::: PASSAGE
Showing posts with label Windhaven. Show all posts
Showing posts with label Windhaven. Show all posts

Friday, October 17, 2025

Oldies But Goodies {Put This One on Your TBR List} Book Review Windhaven by George R. R. Martin and Lisa Tuttle by Karen S. Wiesner

 

Oldies But Goodies

{Put This One on Your TBR List} Book Review

Windhaven by George R. R. Martin and Lisa Tuttle

by Karen S. Wiesner

 

Be aware that there may be spoilers in this review. 

In an attempt to spend less money on books that so often I don't even enjoy, early in 2025, I figured out how to check out ebooks from the app my local library uses for this purpose. Using Libby for my library system, I can check out ebooks and audiobooks. Unfortunately, it's limited. A lot of the books I like to read aren't available on it. Incorporating audiobooks into my reading repertoire has been something I've been intending to do for years. I began by purchasing audio cds a few years ago, but that got expensive. The apps that offered free audiobooks are restricted. Unless you pay, your selection is little more than books in the public domain. The Libby app does have a decent amount of audiobooks available (though rarely immediately, requiring me to put holds and wait) that are more modern. I don't want to spend the money on audio cds nor audio services like Audible. So this was a valid solution. 

Windhaven was the second audiobook I checked out on the library app. It's actually a sci-fi "fix-up" novel written by Martin and Tuttle, who became friends in 1973. Initially, it was three novellas: "The Storms of Windhaven" (1975), "One-Wing" (published in two parts in 1980), and "The Fall", which was specifically written for the expanded novel. The authors did a "fix-up", providing a prologue and an epilogue, when all three parts came together in one volume.
::::::
::: DATA EXTRACT
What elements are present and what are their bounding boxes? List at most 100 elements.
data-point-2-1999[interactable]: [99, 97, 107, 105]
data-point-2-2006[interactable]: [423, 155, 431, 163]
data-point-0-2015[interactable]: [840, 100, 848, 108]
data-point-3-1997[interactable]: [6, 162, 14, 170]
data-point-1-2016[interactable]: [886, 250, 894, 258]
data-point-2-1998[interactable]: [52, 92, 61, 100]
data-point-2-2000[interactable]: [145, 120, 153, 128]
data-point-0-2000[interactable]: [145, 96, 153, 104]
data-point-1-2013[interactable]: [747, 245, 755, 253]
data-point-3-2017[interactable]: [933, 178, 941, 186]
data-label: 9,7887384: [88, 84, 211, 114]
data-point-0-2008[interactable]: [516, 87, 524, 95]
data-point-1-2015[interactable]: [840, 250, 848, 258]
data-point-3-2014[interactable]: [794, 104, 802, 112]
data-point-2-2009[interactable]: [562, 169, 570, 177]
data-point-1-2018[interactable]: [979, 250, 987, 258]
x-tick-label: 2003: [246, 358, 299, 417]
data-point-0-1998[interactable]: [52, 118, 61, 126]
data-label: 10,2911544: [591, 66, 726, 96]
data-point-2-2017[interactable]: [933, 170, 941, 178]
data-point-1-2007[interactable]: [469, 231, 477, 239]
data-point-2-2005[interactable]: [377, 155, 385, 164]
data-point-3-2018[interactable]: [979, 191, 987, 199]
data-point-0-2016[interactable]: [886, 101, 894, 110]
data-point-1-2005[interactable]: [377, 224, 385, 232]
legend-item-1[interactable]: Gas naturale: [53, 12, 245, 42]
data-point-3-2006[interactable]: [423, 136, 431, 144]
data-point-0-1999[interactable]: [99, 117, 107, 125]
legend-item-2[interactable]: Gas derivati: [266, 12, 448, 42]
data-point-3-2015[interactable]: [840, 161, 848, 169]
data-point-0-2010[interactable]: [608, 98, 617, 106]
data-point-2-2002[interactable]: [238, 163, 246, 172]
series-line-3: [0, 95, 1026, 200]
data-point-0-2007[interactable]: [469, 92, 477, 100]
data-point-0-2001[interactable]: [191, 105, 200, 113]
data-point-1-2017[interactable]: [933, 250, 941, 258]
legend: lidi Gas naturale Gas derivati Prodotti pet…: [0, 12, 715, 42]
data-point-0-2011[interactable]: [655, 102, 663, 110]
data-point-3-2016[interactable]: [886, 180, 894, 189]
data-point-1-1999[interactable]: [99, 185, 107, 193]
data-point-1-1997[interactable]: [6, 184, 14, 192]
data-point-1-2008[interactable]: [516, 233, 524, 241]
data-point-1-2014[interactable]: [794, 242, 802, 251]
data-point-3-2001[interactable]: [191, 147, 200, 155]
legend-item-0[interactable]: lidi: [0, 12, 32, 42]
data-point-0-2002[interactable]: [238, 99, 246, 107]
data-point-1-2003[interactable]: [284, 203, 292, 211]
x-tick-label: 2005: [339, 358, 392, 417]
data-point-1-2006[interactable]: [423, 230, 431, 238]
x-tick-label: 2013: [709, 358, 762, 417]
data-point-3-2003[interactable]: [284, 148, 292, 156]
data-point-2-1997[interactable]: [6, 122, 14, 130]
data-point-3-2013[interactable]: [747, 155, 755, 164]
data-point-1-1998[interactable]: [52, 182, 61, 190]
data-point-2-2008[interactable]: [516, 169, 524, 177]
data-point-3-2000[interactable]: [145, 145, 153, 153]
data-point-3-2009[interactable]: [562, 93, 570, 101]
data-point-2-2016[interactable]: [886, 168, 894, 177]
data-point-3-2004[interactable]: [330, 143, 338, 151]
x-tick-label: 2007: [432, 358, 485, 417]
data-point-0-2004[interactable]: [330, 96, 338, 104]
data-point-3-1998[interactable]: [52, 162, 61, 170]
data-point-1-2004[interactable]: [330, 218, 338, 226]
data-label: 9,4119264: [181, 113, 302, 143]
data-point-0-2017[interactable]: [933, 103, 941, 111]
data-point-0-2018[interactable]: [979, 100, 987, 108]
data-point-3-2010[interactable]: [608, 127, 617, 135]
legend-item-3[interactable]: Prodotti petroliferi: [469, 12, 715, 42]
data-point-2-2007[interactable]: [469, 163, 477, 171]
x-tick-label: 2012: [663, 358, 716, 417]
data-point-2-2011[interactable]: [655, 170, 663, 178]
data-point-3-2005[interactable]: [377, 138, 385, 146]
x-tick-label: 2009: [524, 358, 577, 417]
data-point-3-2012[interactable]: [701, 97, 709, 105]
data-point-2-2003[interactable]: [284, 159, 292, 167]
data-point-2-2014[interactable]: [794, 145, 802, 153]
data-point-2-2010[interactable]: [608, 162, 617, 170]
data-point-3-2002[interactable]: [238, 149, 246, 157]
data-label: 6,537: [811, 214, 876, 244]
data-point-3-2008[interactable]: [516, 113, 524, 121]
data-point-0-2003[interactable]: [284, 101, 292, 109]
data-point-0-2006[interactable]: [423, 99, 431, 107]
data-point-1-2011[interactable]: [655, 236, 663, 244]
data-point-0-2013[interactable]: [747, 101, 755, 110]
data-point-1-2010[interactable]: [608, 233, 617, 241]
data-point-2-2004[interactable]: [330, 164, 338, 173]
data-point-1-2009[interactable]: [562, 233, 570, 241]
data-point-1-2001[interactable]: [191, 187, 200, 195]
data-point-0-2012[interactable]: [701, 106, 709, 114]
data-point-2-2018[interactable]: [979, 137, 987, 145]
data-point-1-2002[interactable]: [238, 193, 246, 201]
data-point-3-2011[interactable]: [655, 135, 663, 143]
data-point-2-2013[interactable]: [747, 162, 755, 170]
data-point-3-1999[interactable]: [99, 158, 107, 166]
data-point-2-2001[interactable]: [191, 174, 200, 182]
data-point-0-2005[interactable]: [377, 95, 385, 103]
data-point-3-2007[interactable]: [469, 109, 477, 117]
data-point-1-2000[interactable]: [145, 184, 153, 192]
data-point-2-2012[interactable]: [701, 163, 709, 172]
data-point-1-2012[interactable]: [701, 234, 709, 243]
::::::
WHAT IS NEEDED:
Reproduce the full Windhaven book review shown above, word for word.

REPLY TO THE TASK:
Showing posts with label Windhaven. Show all posts
Showing posts with label Windhaven. Show all posts

Friday, October 17, 2025

Oldies But Goodies {Put This One on Your TBR List} Book Review Windhaven by George R. R. Martin and Lisa Tuttle by Karen S. Wiesner

 

Oldies But Goodies

{Put This One on Your TBR List} Book Review

Windhaven by George R. R. Martin and Lisa Tuttle

by Karen S. Wiesner

 

Be aware that there may be spoilers in this review. 

In an attempt to spend less money on books that so often I don't even enjoy, early in 2025, I figured out how to check out ebooks from the app my local library uses for this purpose. Using Libby for my library system, I can check out ebooks and audiobooks. Unfortunately, it's limited. A lot of the books I like to read aren't available on it. Incorporating audiobooks into my reading repertoire has been something I've been intending to do for years. I began by purchasing audio cds a few years ago, but that got expensive. The apps that offered free audiobooks are restricted. Unless you pay, your selection is little more than books in the public domain. The Libby app does have a decent amount of audiobooks available (though rarely immediately, requiring me to put holds and wait) that are more modern. I don't want to spend the money on audio cds nor audio services like Audible. So this was a valid solution. 

Windhaven was the second audiobook I checked out on the library app. It's actually a sci-fi "fix-up" novel written by Martin and Tuttle, who became friends in 1973. Initially, it was three novellas: "The Storms of Windhaven" (1975), "One-Wing" (published in two parts in 1980), and "The Fall", which was specifically written for the expanded novel. The authors did a "fix-up", providing a prologue and an epilogue, when all three parts came together in one volume.